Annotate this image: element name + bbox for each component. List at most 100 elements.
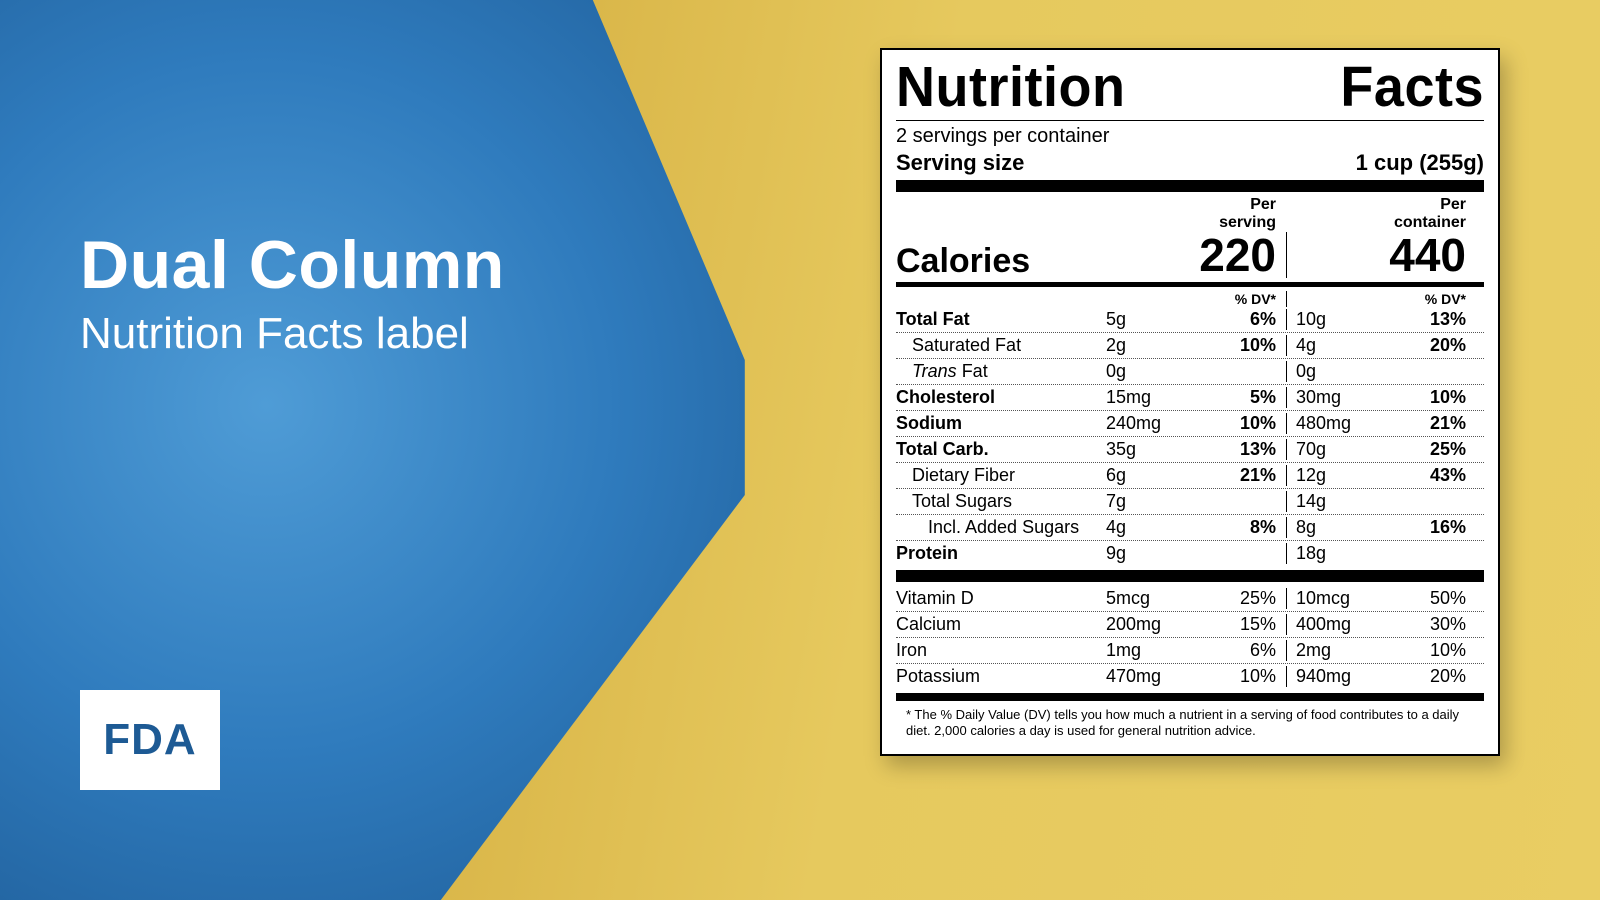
dv-per-serving: 5% [1196, 387, 1276, 408]
serving-size-row: Serving size 1 cup (255g) [896, 150, 1484, 176]
column-divider [1286, 614, 1287, 635]
fda-badge-text: FDA [103, 715, 196, 765]
column-divider [1286, 387, 1287, 408]
dv-per-container: 43% [1386, 465, 1466, 486]
nutrient-row: Protein9g18g [896, 540, 1484, 566]
amount-per-container: 0g [1296, 361, 1386, 382]
vitamin-rows: Vitamin D5mcg25%10mcg50%Calcium200mg15%4… [896, 586, 1484, 689]
amount-per-serving: 1mg [1106, 640, 1196, 661]
dv-per-container: 10% [1386, 640, 1466, 661]
nutrient-name: Dietary Fiber [896, 465, 1106, 486]
amount-per-serving: 0g [1106, 361, 1196, 382]
amount-per-container: 2mg [1296, 640, 1386, 661]
calories-header-row: Per serving Per container [896, 196, 1484, 232]
amount-per-serving: 470mg [1106, 666, 1196, 687]
column-divider [1286, 543, 1287, 564]
nutrient-row: Dietary Fiber6g21% 12g43% [896, 462, 1484, 488]
dv-per-container: 25% [1386, 439, 1466, 460]
column-divider [1286, 291, 1287, 307]
vitamin-name: Calcium [896, 614, 1106, 635]
nutrient-name: Protein [896, 543, 1106, 564]
dv-per-serving: 25% [1196, 588, 1276, 609]
dv-per-serving: 10% [1196, 335, 1276, 356]
dv-per-container: 16% [1386, 517, 1466, 538]
calories-row: Calories 220 440 [896, 232, 1484, 278]
nutrient-name: Cholesterol [896, 387, 1106, 408]
nutrient-name: Total Sugars [896, 491, 1106, 512]
nutrient-name: Incl. Added Sugars [896, 517, 1106, 538]
vitamin-row: Vitamin D5mcg25%10mcg50% [896, 586, 1484, 611]
per-container-header: Per container [1386, 196, 1466, 232]
amount-per-serving: 200mg [1106, 614, 1196, 635]
amount-per-container: 30mg [1296, 387, 1386, 408]
amount-per-serving: 35g [1106, 439, 1196, 460]
dv-per-serving: 13% [1196, 439, 1276, 460]
serving-size-label: Serving size [896, 150, 1024, 176]
amount-per-container: 10g [1296, 309, 1386, 330]
amount-per-serving: 6g [1106, 465, 1196, 486]
amount-per-container: 940mg [1296, 666, 1386, 687]
dv-per-serving: 10% [1196, 413, 1276, 434]
calories-per-container: 440 [1386, 232, 1466, 278]
nutrient-name: Total Carb. [896, 439, 1106, 460]
title-main: Dual Column [80, 230, 505, 301]
amount-per-container: 400mg [1296, 614, 1386, 635]
amount-per-serving: 240mg [1106, 413, 1196, 434]
vitamin-name: Iron [896, 640, 1106, 661]
nutrient-row: Sodium240mg10%480mg21% [896, 410, 1484, 436]
column-divider [1286, 439, 1287, 460]
dv-footnote: * The % Daily Value (DV) tells you how m… [896, 707, 1484, 740]
amount-per-serving: 7g [1106, 491, 1196, 512]
nutrient-rows: Total Fat5g6%10g13%Saturated Fat2g10%4g2… [896, 307, 1484, 566]
dv-per-container: 20% [1386, 666, 1466, 687]
vitamin-name: Potassium [896, 666, 1106, 687]
dv-header-serving: % DV* [1196, 291, 1276, 307]
rule-thick [896, 180, 1484, 192]
column-divider [1286, 465, 1287, 486]
dv-per-container: 30% [1386, 614, 1466, 635]
dv-header-container: % DV* [1386, 291, 1466, 307]
title-sub: Nutrition Facts label [80, 309, 505, 359]
column-divider [1286, 640, 1287, 661]
amount-per-container: 480mg [1296, 413, 1386, 434]
dv-per-container: 13% [1386, 309, 1466, 330]
column-divider [1286, 309, 1287, 330]
rule-thick [896, 693, 1484, 701]
rule [896, 120, 1484, 121]
amount-per-serving: 2g [1106, 335, 1196, 356]
rule-thick [896, 570, 1484, 582]
column-divider [1286, 491, 1287, 512]
vitamin-name: Vitamin D [896, 588, 1106, 609]
title-block: Dual Column Nutrition Facts label [80, 230, 505, 359]
nutrient-row: Trans Fat 0g 0g [896, 358, 1484, 384]
vitamin-row: Potassium470mg10% 940mg20% [896, 663, 1484, 689]
dv-per-serving: 10% [1196, 666, 1276, 687]
amount-per-container: 4g [1296, 335, 1386, 356]
infographic-canvas: Dual Column Nutrition Facts label FDA Nu… [0, 0, 1600, 900]
vitamin-row: Iron1mg6% 2mg10% [896, 637, 1484, 663]
amount-per-container: 12g [1296, 465, 1386, 486]
column-divider [1286, 413, 1287, 434]
trans-rest: Fat [957, 361, 988, 381]
amount-per-serving: 5g [1106, 309, 1196, 330]
column-divider [1286, 588, 1287, 609]
amount-per-serving: 4g [1106, 517, 1196, 538]
amount-per-serving: 5mcg [1106, 588, 1196, 609]
amount-per-container: 14g [1296, 491, 1386, 512]
nutrient-name: Sodium [896, 413, 1106, 434]
column-divider [1286, 232, 1287, 278]
dv-per-serving: 6% [1196, 640, 1276, 661]
per-serving-header: Per serving [1196, 196, 1276, 232]
nutrient-row: Total Fat5g6%10g13% [896, 307, 1484, 332]
nutrient-row: Total Carb.35g13% 70g25% [896, 436, 1484, 462]
serving-size-value: 1 cup (255g) [1356, 150, 1484, 176]
dv-per-serving: 21% [1196, 465, 1276, 486]
column-divider [1286, 361, 1287, 382]
amount-per-container: 8g [1296, 517, 1386, 538]
dv-per-container: 50% [1386, 588, 1466, 609]
trans-italic: Trans [912, 361, 957, 381]
dv-per-container: 20% [1386, 335, 1466, 356]
column-divider [1286, 335, 1287, 356]
servings-per-container: 2 servings per container [896, 125, 1484, 148]
amount-per-container: 70g [1296, 439, 1386, 460]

## [YOUR INSTRUCTIONS]
Every line of the listing that includes the word "rows" forms the answer.

## [WRITTEN ANSWER]
vitamin-rows: Vitamin D5mcg25%10mcg50%Calcium200mg15%4… [896, 586, 1484, 689]
nutrient-rows: Total Fat5g6%10g13%Saturated Fat2g10%4g2… [896, 307, 1484, 566]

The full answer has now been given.